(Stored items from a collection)

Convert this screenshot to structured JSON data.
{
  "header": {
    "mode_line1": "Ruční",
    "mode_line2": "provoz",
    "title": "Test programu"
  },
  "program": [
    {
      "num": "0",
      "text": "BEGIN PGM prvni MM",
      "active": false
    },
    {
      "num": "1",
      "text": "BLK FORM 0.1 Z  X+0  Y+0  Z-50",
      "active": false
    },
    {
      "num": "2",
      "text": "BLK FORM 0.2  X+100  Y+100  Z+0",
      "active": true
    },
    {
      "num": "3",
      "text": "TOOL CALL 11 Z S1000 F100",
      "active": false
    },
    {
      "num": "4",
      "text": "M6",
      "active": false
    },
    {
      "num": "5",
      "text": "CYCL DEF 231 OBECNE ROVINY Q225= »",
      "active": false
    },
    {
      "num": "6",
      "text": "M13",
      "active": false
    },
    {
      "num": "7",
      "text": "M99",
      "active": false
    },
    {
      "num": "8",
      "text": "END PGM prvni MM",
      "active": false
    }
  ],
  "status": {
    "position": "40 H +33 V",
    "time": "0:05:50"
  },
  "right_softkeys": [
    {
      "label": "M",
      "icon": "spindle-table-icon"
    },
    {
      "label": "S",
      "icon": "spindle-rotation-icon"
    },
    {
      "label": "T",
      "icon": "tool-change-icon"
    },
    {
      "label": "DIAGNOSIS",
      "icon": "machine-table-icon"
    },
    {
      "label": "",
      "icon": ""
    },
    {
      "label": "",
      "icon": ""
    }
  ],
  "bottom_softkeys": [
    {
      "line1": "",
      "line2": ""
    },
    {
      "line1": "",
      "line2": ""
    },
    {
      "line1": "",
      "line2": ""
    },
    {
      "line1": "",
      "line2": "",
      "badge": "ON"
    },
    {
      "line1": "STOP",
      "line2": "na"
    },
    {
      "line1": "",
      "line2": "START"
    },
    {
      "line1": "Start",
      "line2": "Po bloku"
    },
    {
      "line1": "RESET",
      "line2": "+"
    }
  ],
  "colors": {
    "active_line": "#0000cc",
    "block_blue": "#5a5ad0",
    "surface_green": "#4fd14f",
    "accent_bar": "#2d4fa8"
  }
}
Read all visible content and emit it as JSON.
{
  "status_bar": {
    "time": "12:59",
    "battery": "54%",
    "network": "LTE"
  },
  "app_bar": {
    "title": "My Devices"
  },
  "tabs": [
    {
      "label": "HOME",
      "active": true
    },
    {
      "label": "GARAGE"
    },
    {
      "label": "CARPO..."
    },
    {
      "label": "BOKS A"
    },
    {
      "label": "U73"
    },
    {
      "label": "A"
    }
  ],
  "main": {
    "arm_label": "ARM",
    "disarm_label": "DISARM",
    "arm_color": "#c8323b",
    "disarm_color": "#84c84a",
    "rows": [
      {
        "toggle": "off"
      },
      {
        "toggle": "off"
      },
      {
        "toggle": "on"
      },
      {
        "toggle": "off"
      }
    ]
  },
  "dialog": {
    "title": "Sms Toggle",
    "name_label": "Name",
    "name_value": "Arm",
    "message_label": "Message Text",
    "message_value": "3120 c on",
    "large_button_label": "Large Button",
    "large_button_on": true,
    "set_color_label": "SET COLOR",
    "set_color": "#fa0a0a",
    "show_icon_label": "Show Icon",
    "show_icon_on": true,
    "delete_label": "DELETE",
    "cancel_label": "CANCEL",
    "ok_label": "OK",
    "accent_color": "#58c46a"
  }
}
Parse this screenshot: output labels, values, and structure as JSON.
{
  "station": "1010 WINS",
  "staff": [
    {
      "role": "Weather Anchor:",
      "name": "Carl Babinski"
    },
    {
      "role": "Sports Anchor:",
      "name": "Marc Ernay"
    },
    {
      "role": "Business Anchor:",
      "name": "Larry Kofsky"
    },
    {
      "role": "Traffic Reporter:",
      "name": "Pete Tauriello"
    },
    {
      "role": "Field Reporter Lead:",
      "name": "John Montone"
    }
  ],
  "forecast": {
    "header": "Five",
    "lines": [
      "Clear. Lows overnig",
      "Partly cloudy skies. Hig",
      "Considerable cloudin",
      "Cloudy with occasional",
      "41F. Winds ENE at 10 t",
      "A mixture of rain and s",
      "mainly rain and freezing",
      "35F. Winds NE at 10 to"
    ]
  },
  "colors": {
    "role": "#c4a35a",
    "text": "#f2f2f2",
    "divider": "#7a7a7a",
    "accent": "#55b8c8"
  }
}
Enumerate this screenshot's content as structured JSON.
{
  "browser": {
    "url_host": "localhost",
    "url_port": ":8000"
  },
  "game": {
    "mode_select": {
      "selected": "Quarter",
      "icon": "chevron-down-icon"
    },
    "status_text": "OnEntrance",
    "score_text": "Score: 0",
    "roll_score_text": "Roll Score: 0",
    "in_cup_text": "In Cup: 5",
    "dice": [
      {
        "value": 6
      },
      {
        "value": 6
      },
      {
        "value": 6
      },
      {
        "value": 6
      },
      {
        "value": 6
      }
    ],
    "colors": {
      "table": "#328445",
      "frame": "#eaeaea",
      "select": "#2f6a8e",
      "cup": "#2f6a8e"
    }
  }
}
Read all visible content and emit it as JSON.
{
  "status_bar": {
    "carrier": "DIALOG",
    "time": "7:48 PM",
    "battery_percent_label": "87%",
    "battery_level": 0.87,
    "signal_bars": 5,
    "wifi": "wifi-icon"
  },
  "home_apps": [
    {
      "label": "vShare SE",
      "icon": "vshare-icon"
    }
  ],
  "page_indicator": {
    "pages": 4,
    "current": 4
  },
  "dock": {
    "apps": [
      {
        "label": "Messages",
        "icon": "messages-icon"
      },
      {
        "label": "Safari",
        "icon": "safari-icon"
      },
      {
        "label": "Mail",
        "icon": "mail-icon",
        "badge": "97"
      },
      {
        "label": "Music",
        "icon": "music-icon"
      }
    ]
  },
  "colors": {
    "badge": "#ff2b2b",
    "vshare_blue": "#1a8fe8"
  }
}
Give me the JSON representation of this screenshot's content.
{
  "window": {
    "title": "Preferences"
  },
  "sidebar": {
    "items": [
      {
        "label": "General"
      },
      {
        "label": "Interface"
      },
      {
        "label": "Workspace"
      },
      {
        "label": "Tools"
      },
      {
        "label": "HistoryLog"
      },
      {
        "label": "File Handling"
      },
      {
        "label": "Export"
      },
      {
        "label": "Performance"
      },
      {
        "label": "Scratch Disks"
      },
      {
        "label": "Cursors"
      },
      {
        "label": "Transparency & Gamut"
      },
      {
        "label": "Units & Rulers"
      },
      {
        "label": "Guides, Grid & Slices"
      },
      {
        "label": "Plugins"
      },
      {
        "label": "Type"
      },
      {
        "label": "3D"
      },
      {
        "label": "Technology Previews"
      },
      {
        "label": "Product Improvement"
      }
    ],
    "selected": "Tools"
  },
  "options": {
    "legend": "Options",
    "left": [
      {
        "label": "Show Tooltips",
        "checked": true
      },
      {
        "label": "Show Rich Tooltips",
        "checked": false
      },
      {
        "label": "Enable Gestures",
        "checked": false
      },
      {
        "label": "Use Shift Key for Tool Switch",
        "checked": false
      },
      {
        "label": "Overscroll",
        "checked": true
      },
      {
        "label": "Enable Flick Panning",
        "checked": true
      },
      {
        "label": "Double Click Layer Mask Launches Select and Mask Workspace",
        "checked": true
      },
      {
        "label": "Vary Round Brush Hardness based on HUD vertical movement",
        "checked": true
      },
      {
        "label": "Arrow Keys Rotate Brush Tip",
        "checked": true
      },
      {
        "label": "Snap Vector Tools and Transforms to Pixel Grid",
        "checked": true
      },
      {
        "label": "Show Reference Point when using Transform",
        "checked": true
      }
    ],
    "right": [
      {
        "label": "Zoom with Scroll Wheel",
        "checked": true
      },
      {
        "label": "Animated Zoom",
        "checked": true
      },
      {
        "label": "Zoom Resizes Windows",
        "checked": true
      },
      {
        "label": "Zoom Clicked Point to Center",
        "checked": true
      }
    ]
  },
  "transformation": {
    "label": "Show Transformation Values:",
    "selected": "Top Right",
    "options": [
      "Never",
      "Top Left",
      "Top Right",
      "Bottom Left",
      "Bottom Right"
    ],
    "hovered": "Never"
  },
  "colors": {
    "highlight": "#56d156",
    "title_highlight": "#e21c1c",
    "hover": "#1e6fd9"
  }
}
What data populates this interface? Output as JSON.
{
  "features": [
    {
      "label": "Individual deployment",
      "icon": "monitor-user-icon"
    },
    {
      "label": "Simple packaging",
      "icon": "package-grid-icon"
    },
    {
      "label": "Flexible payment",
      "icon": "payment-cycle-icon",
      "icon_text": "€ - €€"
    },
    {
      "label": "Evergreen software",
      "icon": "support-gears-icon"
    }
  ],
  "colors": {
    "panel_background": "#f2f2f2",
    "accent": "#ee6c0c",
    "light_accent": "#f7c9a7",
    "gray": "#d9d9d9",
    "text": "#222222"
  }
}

Task directions:
Set down, unchanged, the line that contains "What data populates" together with every later line in the records, through the last one.

Exercise output:
What data populates this interface? Output as JSON.
{
  "features": [
    {
      "label": "Individual deployment",
      "icon": "monitor-user-icon"
    },
    {
      "label": "Simple packaging",
      "icon": "package-grid-icon"
    },
    {
      "label": "Flexible payment",
      "icon": "payment-cycle-icon",
      "icon_text": "€ - €€"
    },
    {
      "label": "Evergreen software",
      "icon": "support-gears-icon"
    }
  ],
  "colors": {
    "panel_background": "#f2f2f2",
    "accent": "#ee6c0c",
    "light_accent": "#f7c9a7",
    "gray": "#d9d9d9",
    "text": "#222222"
  }
}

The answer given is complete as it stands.